Supplied text:
* Begin *
4.3. Predictors of likelihood of information use

Finally, the intent to use information represents an ultimately consequential aspect of information quality. Evaluating information quality will affect whether the analyst or consumer uses the information. Therefore, a final aim of this research was to examine whether the rated probability of using information characterized by a particular meta-informational profile was influenced by the other information-quality measures (i.e., accuracy, informativeness, and trustworthiness). We assessed the predictive effect of those measures across differing meta-informational profiles in an exploratory manner.

5. Experiment 1

5.1. Method

5.1.1. Participants

Participants were 74 intelligence analysts (n = 52 Canadian; n = 22 UK) who participated remotely using a Qualtrics survey link distributed by their managers. Participation was voluntary, anonymous, and there was no remuneration. Sixty-two percent of the sample indicated being familiar with the source-reliability and information-credibility scales. Demographic information was available from 45.9% of participants, (the demographics for some analysts were not reported to protect their identities). Of those reporting this information, 23.5% reported as female and the age range was 21 to 60 years (M = 35.06, SD = 9.45). The reported highest level of education attained was high school or equivalent for 5.9%, trade school (nonmilitary) for 11.8%, undergraduate for 52.9%, and graduate for 29.4%. In all, 53% stated that they were civilian and 47% reported being military (all participants responded).
* End *
Aim of the task: Return the passage of the information-quality study excerpt that lies between "Finally, the intent" and "an exploratory manner.", inclusive, copied word for word.

Provided records:
* Begin *
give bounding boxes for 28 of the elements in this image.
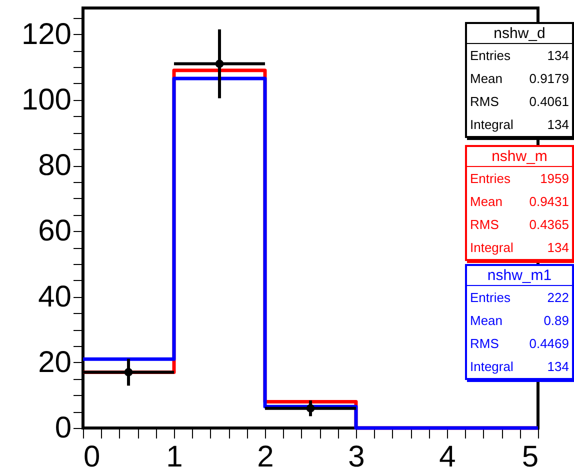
text: RMS 0.4469 xyxy=(470,336,569,351)
x-tick-label: 4 xyxy=(439,440,456,470)
y-tick-label: 80 xyxy=(38,149,72,182)
y-tick-label: 60 xyxy=(38,214,72,248)
x-tick-label: 0 xyxy=(84,440,100,470)
text: Entries 134 xyxy=(470,48,569,63)
text: Entries 1959 xyxy=(470,171,569,186)
x-tick-label: 3 xyxy=(348,440,365,470)
text: Mean 0.9179 xyxy=(470,71,569,86)
x-tick-label: 5 xyxy=(522,440,538,470)
y-tick-label: 20 xyxy=(38,346,72,379)
y-tick-label: 40 xyxy=(38,280,72,314)
x-tick-label: 2 xyxy=(257,440,274,470)
x-tick-label: 1 xyxy=(166,440,183,470)
y-tick-label: 120 xyxy=(21,18,72,51)
text: Mean 0.9431 xyxy=(470,194,569,209)
text: Integral 134 xyxy=(470,359,569,374)
text: nshw_d xyxy=(467,24,572,44)
text: Entries 222 xyxy=(470,290,569,305)
text: nshw_m1 xyxy=(467,266,572,286)
text: Integral 134 xyxy=(470,240,569,255)
text: RMS 0.4061 xyxy=(470,94,569,109)
text: Mean 0.89 xyxy=(470,313,569,328)
text: RMS 0.4365 xyxy=(470,217,569,232)
y-tick-label: 0 xyxy=(54,412,72,444)
text: Integral 134 xyxy=(470,117,569,132)
y-tick-label: 100 xyxy=(21,83,72,116)
text: nshw_m xyxy=(467,147,572,167)
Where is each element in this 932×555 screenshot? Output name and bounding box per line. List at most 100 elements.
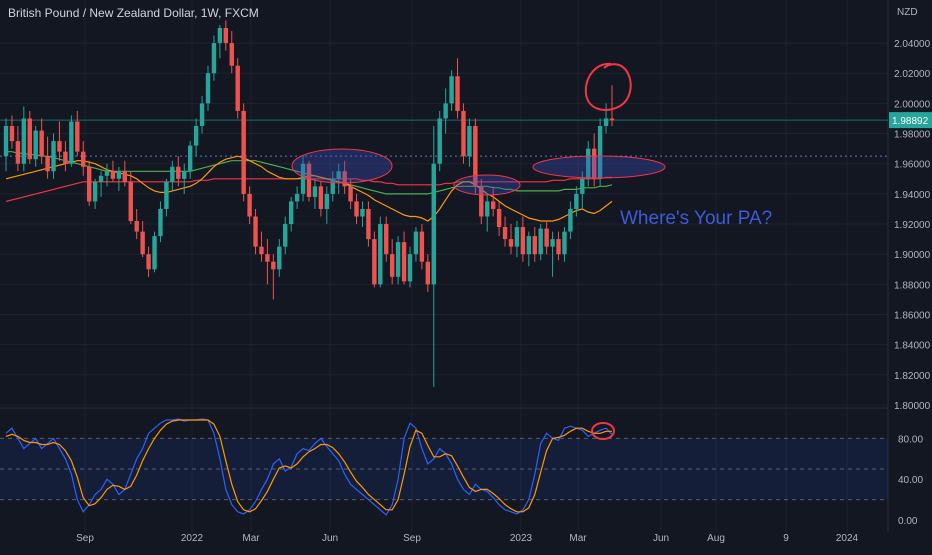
- candle-body: [603, 118, 609, 127]
- zone-ellipse: [453, 174, 521, 196]
- candle-body: [235, 65, 240, 111]
- time-tick-label: Mar: [242, 533, 260, 544]
- price-tick-label: 1.86000: [894, 311, 931, 322]
- candle-body: [211, 43, 217, 74]
- time-tick-label: Jun: [653, 533, 669, 544]
- price-tick-label: 1.90000: [894, 250, 931, 261]
- candle-body: [69, 121, 74, 164]
- candle-body: [562, 231, 567, 255]
- candle-body: [384, 224, 389, 255]
- wick-highlight-circle: [584, 62, 632, 111]
- candle-body: [9, 126, 15, 142]
- candle-body: [15, 141, 21, 164]
- candle-body: [33, 130, 38, 160]
- candle-body: [330, 178, 335, 194]
- candle-body: [496, 208, 502, 228]
- candle-body: [134, 221, 139, 232]
- candle-body: [170, 166, 175, 182]
- candle-body: [259, 246, 264, 255]
- stoch-tick-label: 40.00: [898, 475, 923, 486]
- candle-body: [336, 171, 341, 179]
- candle-body: [318, 186, 324, 209]
- candle-body: [158, 208, 163, 237]
- candle-body: [253, 216, 258, 247]
- candle-body: [378, 224, 383, 285]
- last-price-tag: [889, 112, 932, 129]
- price-tick-label: 1.84000: [894, 341, 931, 352]
- candle-body: [360, 208, 365, 217]
- candle-body: [526, 236, 532, 255]
- stoch-tick-label: 0.00: [898, 516, 918, 527]
- currency-label: NZD: [897, 7, 918, 18]
- chart-title: British Pound / New Zealand Dollar, 1W, …: [8, 6, 259, 20]
- candle-body: [63, 151, 68, 164]
- candle-body: [110, 171, 116, 179]
- candle-body: [568, 208, 573, 232]
- candle-body: [164, 181, 169, 209]
- candle-body: [372, 239, 377, 285]
- candle-body: [122, 171, 128, 182]
- supply-zone-ellipse: [291, 148, 393, 184]
- candle-body: [283, 224, 288, 247]
- candle-body: [348, 186, 353, 202]
- time-tick-label: Sep: [403, 533, 421, 544]
- candle-body: [354, 201, 359, 217]
- price-tick-label: 1.82000: [894, 371, 931, 382]
- candle-body: [229, 43, 234, 66]
- candle-body: [217, 28, 223, 44]
- candle-body: [182, 171, 187, 179]
- candle-body: [467, 126, 472, 157]
- candle-body: [413, 231, 419, 255]
- candle-body: [205, 73, 211, 104]
- candle-body: [556, 239, 561, 255]
- annotation-text: Where's Your PA?: [620, 208, 772, 229]
- time-tick-label: Mar: [569, 533, 587, 544]
- candle-body: [443, 103, 448, 119]
- candle-body: [294, 193, 300, 202]
- candle-body: [300, 163, 306, 194]
- candle-body: [461, 110, 466, 157]
- candle-body: [597, 126, 603, 179]
- candle-body: [473, 126, 478, 187]
- candle-body: [21, 118, 27, 164]
- price-tick-label: 1.96000: [894, 160, 931, 171]
- candle-body: [176, 166, 181, 179]
- candle-body: [193, 126, 199, 146]
- candle-body: [104, 171, 110, 176]
- candle-body: [199, 103, 205, 127]
- candle-body: [455, 76, 460, 111]
- candle-body: [3, 126, 9, 157]
- candle-body: [366, 208, 371, 240]
- candle-body: [479, 186, 484, 217]
- stoch-tick-label: 80.00: [898, 434, 923, 445]
- stoch-highlight-circle: [591, 422, 615, 440]
- candle-body: [128, 181, 133, 222]
- candle-body: [265, 254, 270, 262]
- price-tick-label: 2.00000: [894, 99, 931, 110]
- candle-body: [324, 193, 330, 209]
- price-tick-label: 1.80000: [894, 401, 931, 412]
- candle-body: [580, 178, 585, 194]
- candle-body: [57, 141, 62, 152]
- candle-body: [152, 236, 157, 270]
- candle-body: [39, 130, 44, 157]
- price-tick-label: 1.88000: [894, 280, 931, 291]
- candle-body: [116, 171, 122, 179]
- candle-body: [45, 156, 50, 172]
- price-tick-label: 2.02000: [894, 69, 931, 80]
- price-tick-label: 1.92000: [894, 220, 931, 231]
- candle-body: [277, 246, 282, 270]
- candle-body: [401, 242, 407, 282]
- price-tick-label: 2.04000: [894, 39, 931, 50]
- time-tick-label: 9: [783, 533, 789, 544]
- candle-body: [223, 28, 229, 44]
- candle-body: [591, 148, 597, 179]
- candle-body: [86, 166, 92, 202]
- candle-body: [395, 242, 401, 277]
- candle-body: [550, 239, 555, 247]
- last-price-label: 1.98892: [892, 116, 929, 127]
- candle-body: [431, 163, 436, 285]
- candle-body: [146, 254, 151, 270]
* End *
Response:
Finally, the intent to use information represents an ultimately consequential aspect of information quality. Evaluating information quality will affect whether the analyst or consumer uses the information. Therefore, a final aim of this research was to examine whether the rated probability of using information characterized by a particular meta-informational profile was influenced by the other information-quality measures (i.e., accuracy, informativeness, and trustworthiness). We assessed the predictive effect of those measures across differing meta-informational profiles in an exploratory manner.